[Your goal]
Filter this data down to the lines that hold "trace", and copy them.

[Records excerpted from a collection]
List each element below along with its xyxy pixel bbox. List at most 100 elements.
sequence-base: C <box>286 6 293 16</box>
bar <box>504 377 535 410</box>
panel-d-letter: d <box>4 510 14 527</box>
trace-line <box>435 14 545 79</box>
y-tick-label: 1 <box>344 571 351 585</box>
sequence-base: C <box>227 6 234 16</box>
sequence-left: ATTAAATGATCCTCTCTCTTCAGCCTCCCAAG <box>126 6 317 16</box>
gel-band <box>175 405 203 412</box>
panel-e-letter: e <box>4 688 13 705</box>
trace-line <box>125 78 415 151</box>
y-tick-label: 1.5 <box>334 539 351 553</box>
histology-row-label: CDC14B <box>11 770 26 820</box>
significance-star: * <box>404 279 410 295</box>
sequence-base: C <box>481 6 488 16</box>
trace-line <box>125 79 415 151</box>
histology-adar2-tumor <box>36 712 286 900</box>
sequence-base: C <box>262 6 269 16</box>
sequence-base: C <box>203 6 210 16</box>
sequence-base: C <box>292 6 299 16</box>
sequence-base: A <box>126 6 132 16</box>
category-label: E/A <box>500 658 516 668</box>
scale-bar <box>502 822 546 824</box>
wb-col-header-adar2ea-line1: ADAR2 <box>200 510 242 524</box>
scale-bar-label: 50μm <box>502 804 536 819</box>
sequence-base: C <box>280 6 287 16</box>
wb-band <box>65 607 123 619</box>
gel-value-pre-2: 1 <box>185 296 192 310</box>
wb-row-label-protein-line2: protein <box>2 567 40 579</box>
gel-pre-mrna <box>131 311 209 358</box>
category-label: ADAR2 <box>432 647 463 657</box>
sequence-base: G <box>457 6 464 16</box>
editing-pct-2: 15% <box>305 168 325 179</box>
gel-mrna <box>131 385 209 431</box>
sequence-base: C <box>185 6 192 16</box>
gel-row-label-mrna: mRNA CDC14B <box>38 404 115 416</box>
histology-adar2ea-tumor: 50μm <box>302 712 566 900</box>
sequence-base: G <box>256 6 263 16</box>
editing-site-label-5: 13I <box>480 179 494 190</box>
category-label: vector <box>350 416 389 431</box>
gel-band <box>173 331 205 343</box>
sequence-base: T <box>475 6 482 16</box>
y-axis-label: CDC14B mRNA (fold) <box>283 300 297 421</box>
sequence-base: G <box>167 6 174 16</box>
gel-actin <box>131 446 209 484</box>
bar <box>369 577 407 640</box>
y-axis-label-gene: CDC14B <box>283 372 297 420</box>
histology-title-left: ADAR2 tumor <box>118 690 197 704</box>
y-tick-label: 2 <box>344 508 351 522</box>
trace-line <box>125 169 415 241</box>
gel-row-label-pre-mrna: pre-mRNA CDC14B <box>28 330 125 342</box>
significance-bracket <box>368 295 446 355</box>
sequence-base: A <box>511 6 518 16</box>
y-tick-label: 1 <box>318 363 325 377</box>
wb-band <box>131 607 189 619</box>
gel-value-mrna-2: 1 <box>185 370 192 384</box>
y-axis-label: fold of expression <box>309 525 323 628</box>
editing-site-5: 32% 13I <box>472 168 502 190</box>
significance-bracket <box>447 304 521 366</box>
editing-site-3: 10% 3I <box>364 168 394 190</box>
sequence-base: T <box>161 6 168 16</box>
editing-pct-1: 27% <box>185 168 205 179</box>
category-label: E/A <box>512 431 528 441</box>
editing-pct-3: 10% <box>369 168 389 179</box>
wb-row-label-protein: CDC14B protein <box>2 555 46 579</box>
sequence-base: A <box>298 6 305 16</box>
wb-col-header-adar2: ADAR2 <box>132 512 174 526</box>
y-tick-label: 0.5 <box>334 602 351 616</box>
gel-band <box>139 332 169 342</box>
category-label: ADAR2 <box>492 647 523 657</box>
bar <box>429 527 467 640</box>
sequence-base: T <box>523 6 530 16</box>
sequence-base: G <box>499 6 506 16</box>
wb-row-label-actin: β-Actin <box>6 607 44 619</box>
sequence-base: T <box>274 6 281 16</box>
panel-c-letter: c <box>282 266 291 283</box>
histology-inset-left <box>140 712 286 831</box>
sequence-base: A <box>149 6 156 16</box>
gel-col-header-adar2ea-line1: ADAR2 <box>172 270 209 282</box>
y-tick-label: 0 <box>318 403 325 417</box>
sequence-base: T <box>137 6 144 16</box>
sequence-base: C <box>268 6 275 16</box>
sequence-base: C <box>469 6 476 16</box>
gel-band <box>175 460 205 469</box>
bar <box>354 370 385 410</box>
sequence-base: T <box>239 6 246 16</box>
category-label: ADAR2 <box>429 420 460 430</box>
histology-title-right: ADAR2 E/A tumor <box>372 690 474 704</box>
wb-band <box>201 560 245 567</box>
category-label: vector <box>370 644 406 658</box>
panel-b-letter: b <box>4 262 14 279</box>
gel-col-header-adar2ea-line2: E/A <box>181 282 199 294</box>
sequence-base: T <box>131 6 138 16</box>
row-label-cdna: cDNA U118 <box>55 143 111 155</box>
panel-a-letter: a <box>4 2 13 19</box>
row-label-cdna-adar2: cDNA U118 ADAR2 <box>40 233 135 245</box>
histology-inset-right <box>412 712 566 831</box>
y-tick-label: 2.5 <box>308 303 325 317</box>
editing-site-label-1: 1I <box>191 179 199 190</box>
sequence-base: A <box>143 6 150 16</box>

[Completed task]
trace-line <box>435 14 545 79</box>
trace-line <box>125 78 415 151</box>
trace-line <box>125 79 415 151</box>
trace-line <box>125 169 415 241</box>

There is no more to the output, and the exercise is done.